**STATED TASK**
Scan the listing below. Report each line that includes "title".

**STORED ROWS**
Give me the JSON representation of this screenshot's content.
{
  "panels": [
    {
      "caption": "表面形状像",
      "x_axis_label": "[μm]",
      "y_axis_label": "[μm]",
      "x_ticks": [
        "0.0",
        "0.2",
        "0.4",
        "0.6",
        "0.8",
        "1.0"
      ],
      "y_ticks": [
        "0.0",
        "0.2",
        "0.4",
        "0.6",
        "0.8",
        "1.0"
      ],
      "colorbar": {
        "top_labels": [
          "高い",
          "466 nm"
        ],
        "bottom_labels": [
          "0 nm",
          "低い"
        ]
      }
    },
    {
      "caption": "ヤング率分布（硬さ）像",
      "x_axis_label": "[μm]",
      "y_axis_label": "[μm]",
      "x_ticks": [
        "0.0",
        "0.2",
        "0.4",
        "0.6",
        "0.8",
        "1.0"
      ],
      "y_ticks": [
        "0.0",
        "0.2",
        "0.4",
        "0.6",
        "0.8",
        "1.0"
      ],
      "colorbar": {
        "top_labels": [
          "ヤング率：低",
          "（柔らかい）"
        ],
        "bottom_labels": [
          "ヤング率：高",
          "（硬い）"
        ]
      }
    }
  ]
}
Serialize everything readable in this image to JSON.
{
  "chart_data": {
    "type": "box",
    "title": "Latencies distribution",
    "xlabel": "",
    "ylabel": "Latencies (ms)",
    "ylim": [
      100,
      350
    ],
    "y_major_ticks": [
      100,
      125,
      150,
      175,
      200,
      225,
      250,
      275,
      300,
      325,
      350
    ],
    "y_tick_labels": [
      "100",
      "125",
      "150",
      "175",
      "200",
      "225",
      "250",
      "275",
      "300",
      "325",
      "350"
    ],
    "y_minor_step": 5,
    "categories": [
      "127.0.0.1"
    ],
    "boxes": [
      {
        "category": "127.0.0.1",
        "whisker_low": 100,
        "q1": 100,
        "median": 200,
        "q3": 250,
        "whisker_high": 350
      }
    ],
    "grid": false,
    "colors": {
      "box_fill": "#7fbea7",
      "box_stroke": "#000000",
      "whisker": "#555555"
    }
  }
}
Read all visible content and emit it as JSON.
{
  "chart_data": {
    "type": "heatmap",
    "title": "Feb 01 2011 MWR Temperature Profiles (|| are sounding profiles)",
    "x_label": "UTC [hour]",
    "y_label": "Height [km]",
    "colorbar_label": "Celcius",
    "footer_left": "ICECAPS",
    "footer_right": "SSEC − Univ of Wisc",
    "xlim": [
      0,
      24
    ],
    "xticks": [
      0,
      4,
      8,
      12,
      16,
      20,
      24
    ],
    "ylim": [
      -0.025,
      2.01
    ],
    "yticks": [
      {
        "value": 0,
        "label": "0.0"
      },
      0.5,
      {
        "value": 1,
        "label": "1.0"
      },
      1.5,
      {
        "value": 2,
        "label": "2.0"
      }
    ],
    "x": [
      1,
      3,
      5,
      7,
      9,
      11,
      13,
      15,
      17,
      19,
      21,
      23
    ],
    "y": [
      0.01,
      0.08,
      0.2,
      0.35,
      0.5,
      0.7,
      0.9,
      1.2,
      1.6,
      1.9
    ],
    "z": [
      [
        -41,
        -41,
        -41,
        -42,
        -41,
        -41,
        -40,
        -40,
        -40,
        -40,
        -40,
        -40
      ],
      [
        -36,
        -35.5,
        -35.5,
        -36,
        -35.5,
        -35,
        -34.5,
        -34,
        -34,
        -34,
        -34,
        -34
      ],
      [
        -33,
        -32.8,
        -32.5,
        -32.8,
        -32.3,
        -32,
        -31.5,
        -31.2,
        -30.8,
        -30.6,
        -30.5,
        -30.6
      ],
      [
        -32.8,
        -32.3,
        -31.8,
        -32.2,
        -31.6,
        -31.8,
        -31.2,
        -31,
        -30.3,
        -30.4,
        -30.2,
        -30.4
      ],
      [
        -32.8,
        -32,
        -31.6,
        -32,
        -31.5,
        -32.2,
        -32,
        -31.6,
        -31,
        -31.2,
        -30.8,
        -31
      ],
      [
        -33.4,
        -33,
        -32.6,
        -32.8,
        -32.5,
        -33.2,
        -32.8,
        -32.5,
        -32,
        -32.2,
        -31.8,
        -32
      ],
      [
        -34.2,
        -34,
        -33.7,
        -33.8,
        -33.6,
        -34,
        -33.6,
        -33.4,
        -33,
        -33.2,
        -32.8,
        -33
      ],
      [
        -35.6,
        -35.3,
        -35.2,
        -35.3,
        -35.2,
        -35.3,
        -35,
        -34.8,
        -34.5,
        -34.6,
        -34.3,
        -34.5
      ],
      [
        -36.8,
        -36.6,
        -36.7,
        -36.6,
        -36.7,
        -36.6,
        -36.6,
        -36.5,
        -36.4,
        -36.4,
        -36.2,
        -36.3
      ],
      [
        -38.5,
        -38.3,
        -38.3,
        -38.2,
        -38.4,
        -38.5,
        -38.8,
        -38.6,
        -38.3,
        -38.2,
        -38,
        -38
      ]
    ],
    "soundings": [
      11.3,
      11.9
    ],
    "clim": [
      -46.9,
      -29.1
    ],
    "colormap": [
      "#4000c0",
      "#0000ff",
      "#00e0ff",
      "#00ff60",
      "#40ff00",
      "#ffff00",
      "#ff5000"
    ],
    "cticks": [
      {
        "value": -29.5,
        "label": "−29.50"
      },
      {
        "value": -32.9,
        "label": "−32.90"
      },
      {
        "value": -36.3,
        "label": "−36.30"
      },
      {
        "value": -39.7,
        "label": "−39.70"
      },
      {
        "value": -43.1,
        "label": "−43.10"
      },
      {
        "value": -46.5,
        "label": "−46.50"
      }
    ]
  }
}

**SOLUTION FOR THIS EXERCISE**
    "title": "Latencies distribution",
    "title": "Feb 01 2011 MWR Temperature Profiles (|| are sounding profiles)",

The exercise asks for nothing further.